SUPPLIED MATERIAL
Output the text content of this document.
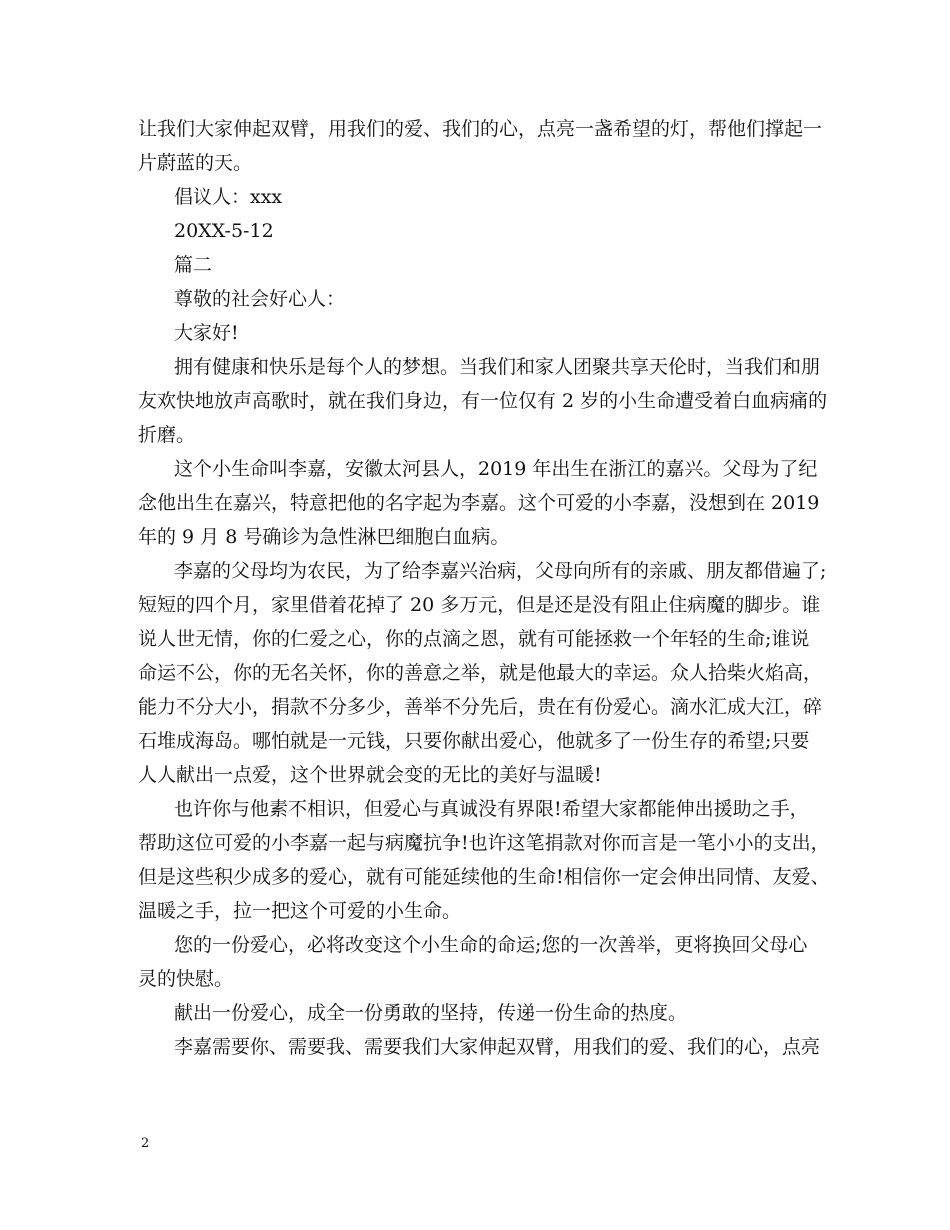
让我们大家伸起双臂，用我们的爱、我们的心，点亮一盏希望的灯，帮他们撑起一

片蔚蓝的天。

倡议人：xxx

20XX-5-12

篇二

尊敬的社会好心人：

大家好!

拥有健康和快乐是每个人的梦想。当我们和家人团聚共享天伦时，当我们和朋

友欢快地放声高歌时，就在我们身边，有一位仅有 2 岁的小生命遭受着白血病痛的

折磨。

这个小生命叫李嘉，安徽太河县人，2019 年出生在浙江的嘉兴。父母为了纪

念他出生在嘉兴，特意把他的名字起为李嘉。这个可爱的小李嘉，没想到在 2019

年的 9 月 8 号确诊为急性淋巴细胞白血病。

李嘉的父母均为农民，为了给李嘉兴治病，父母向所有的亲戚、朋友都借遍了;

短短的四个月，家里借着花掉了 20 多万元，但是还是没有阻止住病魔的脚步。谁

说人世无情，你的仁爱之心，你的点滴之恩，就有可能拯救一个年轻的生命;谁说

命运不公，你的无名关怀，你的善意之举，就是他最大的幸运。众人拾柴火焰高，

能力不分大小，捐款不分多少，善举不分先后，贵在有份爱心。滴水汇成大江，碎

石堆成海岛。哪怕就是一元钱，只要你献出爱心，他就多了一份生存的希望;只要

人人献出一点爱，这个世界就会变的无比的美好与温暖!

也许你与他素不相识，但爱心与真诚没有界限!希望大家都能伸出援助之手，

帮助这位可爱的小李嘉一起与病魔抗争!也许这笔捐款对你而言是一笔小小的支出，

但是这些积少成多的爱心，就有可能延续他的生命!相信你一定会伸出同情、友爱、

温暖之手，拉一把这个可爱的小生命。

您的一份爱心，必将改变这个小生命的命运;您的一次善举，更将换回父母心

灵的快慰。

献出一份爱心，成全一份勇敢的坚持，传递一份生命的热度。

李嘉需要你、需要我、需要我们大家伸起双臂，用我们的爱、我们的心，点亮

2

EXERCISE
Write down every line of the data above that includes the string "我们的心".

FINISHED EXERCISE
让我们大家伸起双臂，用我们的爱、我们的心，点亮一盏希望的灯，帮他们撑起一
李嘉需要你、需要我、需要我们大家伸起双臂，用我们的爱、我们的心，点亮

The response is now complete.